- **Material for this exercise**
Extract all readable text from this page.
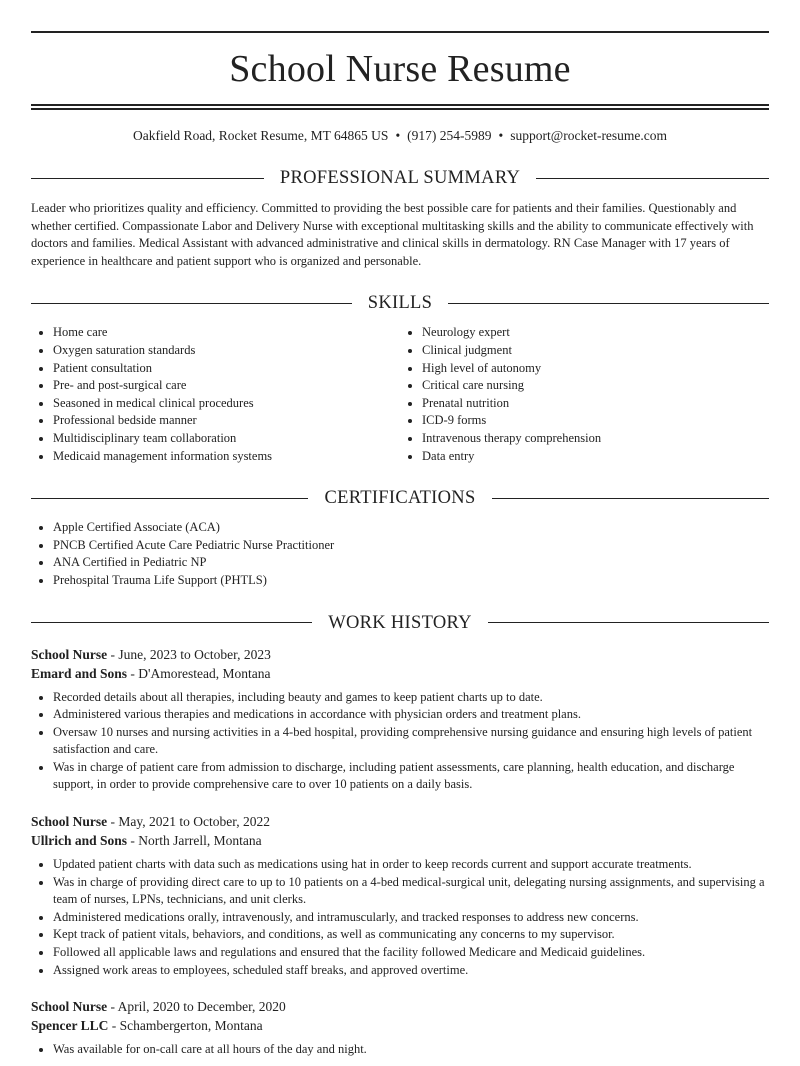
School Nurse Resume
Oakfield Road, Rocket Resume, MT 64865 US • (917) 254-5989 • support@rocket-resume.com
PROFESSIONAL SUMMARY
Leader who prioritizes quality and efficiency. Committed to providing the best possible care for patients and their families. Questionably and whether certified. Compassionate Labor and Delivery Nurse with exceptional multitasking skills and the ability to communicate effectively with doctors and families. Medical Assistant with advanced administrative and clinical skills in dermatology. RN Case Manager with 17 years of experience in healthcare and patient support who is organized and personable.
SKILLS
• Home care
• Oxygen saturation standards
• Patient consultation
• Pre- and post-surgical care
• Seasoned in medical clinical procedures
• Professional bedside manner
• Multidisciplinary team collaboration
• Medicaid management information systems
• Neurology expert
• Clinical judgment
• High level of autonomy
• Critical care nursing
• Prenatal nutrition
• ICD-9 forms
• Intravenous therapy comprehension
• Data entry
CERTIFICATIONS
• Apple Certified Associate (ACA)
• PNCB Certified Acute Care Pediatric Nurse Practitioner
• ANA Certified in Pediatric NP
• Prehospital Trauma Life Support (PHTLS)
WORK HISTORY
School Nurse - June, 2023 to October, 2023
Emard and Sons - D'Amorestead, Montana
• Recorded details about all therapies, including beauty and games to keep patient charts up to date.
• Administered various therapies and medications in accordance with physician orders and treatment plans.
• Oversaw 10 nurses and nursing activities in a 4-bed hospital, providing comprehensive nursing guidance and ensuring high levels of patient satisfaction and care.
• Was in charge of patient care from admission to discharge, including patient assessments, care planning, health education, and discharge support, in order to provide comprehensive care to over 10 patients on a daily basis.
School Nurse - May, 2021 to October, 2022
Ullrich and Sons - North Jarrell, Montana
• Updated patient charts with data such as medications using hat in order to keep records current and support accurate treatments.
• Was in charge of providing direct care to up to 10 patients on a 4-bed medical-surgical unit, delegating nursing assignments, and supervising a team of nurses, LPNs, technicians, and unit clerks.
• Administered medications orally, intravenously, and intramuscularly, and tracked responses to address new concerns.
• Kept track of patient vitals, behaviors, and conditions, as well as communicating any concerns to my supervisor.
• Followed all applicable laws and regulations and ensured that the facility followed Medicare and Medicaid guidelines.
• Assigned work areas to employees, scheduled staff breaks, and approved overtime.
School Nurse - April, 2020 to December, 2020
Spencer LLC - Schambergerton, Montana
• Was available for on-call care at all hours of the day and night.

- **Work order**
Write out each entry again exactly, and skip the pictures.

- **Reply**
Extract all readable text from this page.
School Nurse Resume
Oakfield Road, Rocket Resume, MT 64865 US • (917) 254-5989 • support@rocket-resume.com
PROFESSIONAL SUMMARY
Leader who prioritizes quality and efficiency. Committed to providing the best possible care for patients and their families. Questionably and whether certified. Compassionate Labor and Delivery Nurse with exceptional multitasking skills and the ability to communicate effectively with doctors and families. Medical Assistant with advanced administrative and clinical skills in dermatology. RN Case Manager with 17 years of experience in healthcare and patient support who is organized and personable.
SKILLS
• Home care
• Oxygen saturation standards
• Patient consultation
• Pre- and post-surgical care
• Seasoned in medical clinical procedures
• Professional bedside manner
• Multidisciplinary team collaboration
• Medicaid management information systems
• Neurology expert
• Clinical judgment
• High level of autonomy
• Critical care nursing
• Prenatal nutrition
• ICD-9 forms
• Intravenous therapy comprehension
• Data entry
CERTIFICATIONS
• Apple Certified Associate (ACA)
• PNCB Certified Acute Care Pediatric Nurse Practitioner
• ANA Certified in Pediatric NP
• Prehospital Trauma Life Support (PHTLS)
WORK HISTORY
School Nurse - June, 2023 to October, 2023
Emard and Sons - D'Amorestead, Montana
• Recorded details about all therapies, including beauty and games to keep patient charts up to date.
• Administered various therapies and medications in accordance with physician orders and treatment plans.
• Oversaw 10 nurses and nursing activities in a 4-bed hospital, providing comprehensive nursing guidance and ensuring high levels of patient satisfaction and care.
• Was in charge of patient care from admission to discharge, including patient assessments, care planning, health education, and discharge support, in order to provide comprehensive care to over 10 patients on a daily basis.
School Nurse - May, 2021 to October, 2022
Ullrich and Sons - North Jarrell, Montana
• Updated patient charts with data such as medications using hat in order to keep records current and support accurate treatments.
• Was in charge of providing direct care to up to 10 patients on a 4-bed medical-surgical unit, delegating nursing assignments, and supervising a team of nurses, LPNs, technicians, and unit clerks.
• Administered medications orally, intravenously, and intramuscularly, and tracked responses to address new concerns.
• Kept track of patient vitals, behaviors, and conditions, as well as communicating any concerns to my supervisor.
• Followed all applicable laws and regulations and ensured that the facility followed Medicare and Medicaid guidelines.
• Assigned work areas to employees, scheduled staff breaks, and approved overtime.
School Nurse - April, 2020 to December, 2020
Spencer LLC - Schambergerton, Montana
• Was available for on-call care at all hours of the day and night.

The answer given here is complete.